-- START INPUT ROWS --
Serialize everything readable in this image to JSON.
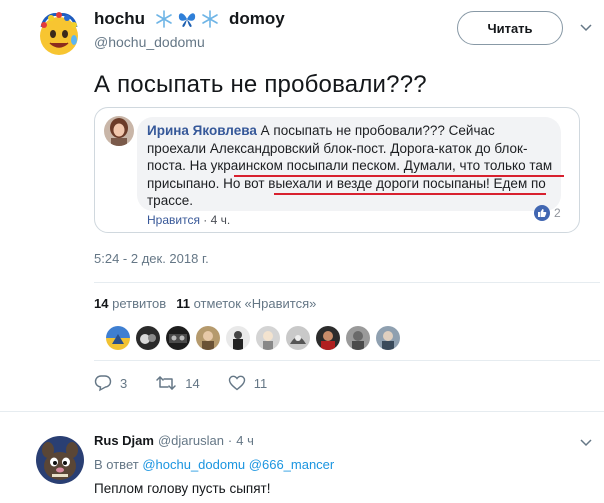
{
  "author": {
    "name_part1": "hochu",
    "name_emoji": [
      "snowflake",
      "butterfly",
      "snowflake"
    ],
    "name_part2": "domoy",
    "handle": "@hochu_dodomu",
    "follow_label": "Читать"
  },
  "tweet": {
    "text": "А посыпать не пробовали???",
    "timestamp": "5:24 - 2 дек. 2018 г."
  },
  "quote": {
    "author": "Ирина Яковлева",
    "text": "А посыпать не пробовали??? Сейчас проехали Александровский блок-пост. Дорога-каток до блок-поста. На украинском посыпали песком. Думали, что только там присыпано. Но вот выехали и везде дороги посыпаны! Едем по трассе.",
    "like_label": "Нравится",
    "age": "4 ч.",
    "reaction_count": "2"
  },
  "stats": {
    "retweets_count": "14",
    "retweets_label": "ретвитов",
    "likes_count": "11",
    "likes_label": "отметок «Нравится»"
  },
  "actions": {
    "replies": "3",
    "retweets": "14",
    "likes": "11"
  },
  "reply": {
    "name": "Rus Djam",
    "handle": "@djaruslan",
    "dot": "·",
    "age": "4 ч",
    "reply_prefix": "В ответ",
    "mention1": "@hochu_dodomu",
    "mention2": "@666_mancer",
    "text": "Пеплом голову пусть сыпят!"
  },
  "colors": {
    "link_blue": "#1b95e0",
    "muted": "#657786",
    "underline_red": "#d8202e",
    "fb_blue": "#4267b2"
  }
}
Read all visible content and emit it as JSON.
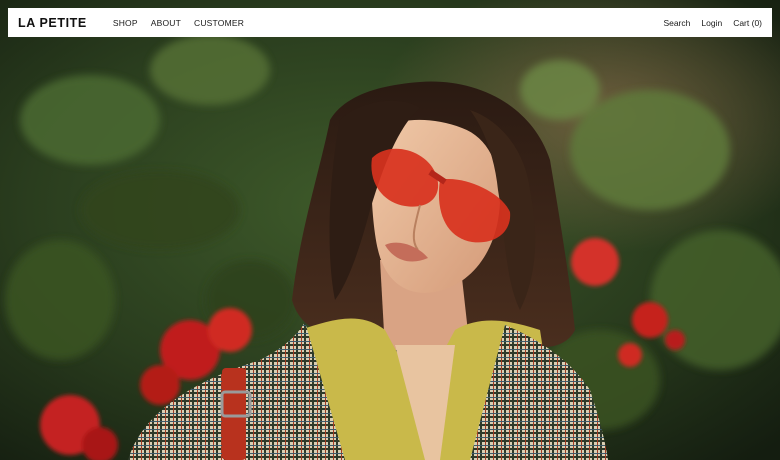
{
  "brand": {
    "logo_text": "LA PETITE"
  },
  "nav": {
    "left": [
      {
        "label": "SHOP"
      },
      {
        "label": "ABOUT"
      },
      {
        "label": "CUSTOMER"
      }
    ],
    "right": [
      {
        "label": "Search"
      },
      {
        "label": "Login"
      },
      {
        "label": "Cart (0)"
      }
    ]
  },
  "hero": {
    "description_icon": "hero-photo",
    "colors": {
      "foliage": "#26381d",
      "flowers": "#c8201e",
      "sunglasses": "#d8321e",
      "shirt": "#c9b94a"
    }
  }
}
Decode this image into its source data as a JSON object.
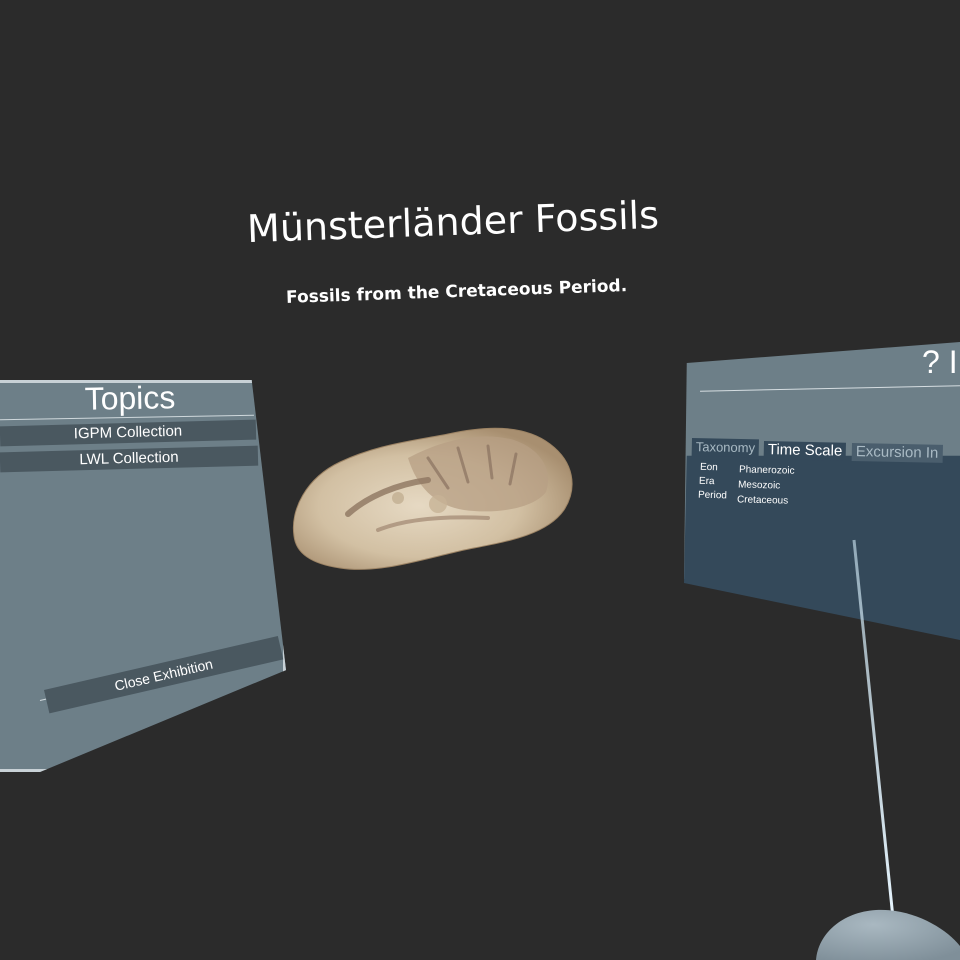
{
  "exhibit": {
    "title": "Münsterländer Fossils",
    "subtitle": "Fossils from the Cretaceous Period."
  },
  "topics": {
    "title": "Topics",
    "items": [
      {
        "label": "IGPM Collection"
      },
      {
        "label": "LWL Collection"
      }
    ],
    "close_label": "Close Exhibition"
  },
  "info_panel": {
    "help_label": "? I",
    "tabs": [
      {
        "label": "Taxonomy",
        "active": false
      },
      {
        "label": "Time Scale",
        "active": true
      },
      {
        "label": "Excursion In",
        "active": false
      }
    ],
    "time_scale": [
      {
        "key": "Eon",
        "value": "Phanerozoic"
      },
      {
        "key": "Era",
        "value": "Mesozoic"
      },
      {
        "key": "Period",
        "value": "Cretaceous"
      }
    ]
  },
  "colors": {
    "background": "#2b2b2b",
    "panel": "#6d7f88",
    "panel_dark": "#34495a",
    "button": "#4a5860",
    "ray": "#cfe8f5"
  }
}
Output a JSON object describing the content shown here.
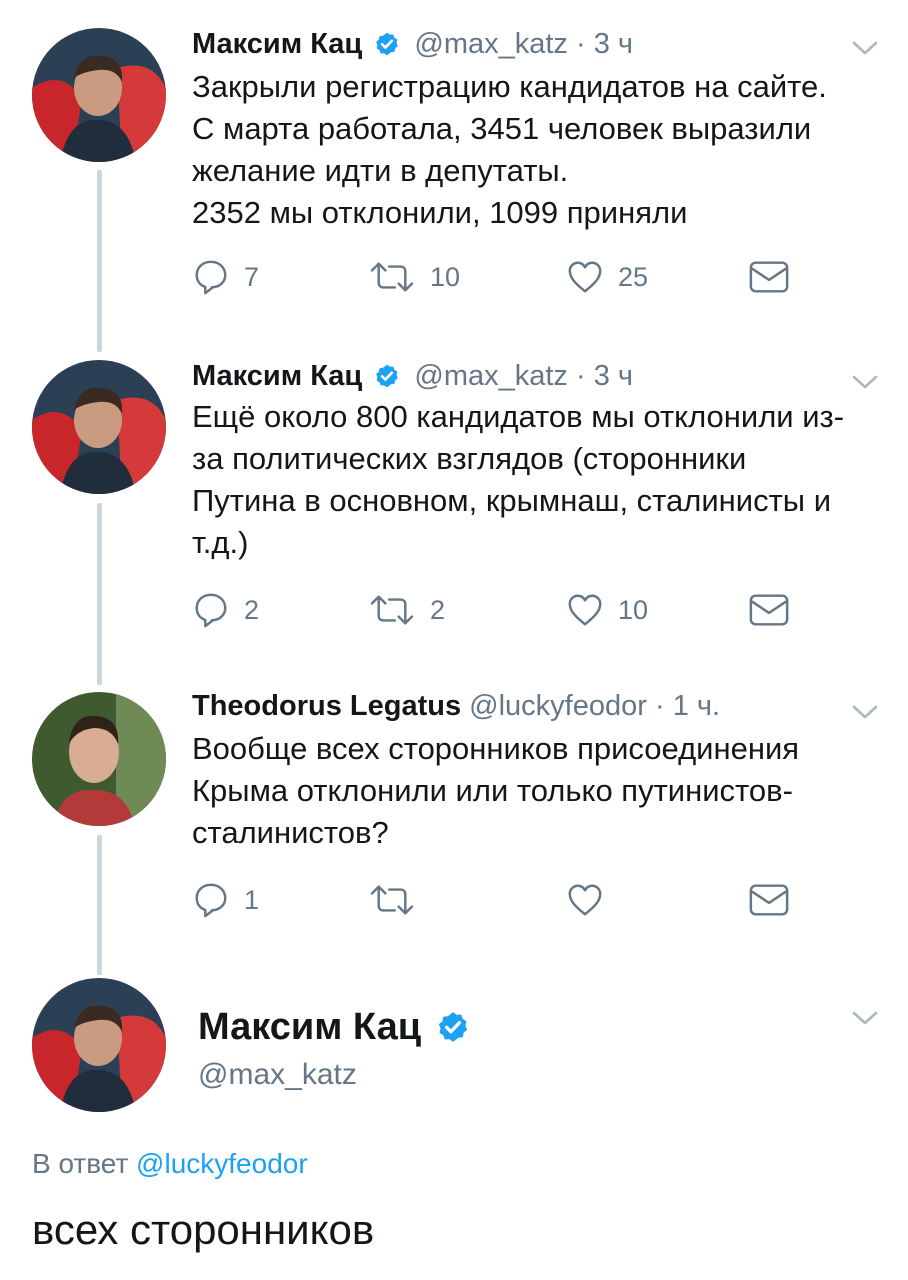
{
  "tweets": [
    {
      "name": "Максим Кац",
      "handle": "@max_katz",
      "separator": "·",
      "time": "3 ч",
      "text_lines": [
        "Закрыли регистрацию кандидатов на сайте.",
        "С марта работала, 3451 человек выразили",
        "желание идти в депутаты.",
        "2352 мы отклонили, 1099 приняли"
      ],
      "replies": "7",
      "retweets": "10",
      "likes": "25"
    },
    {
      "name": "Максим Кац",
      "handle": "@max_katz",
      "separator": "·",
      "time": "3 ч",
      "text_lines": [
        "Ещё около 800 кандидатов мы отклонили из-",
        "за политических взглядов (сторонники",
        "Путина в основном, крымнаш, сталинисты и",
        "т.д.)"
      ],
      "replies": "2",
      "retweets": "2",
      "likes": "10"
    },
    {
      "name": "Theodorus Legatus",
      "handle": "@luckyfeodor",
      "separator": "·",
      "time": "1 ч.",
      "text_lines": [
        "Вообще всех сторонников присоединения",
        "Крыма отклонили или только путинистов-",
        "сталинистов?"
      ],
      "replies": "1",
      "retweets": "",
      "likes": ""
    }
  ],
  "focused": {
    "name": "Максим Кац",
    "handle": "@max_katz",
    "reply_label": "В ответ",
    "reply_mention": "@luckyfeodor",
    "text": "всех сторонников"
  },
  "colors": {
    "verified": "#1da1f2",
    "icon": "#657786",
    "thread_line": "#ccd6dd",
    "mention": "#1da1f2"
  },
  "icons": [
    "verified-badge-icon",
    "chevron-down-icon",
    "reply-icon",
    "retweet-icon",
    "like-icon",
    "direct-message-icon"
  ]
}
-- END INPUT ROWS --
▶ [REQUIREMENT] Show every line of the records above that contains the word "Cretaceous".

▶ [THE OUTPUT]
    "subtitle": "Fossils from the Cretaceous Period."
        "value": "Cretaceous"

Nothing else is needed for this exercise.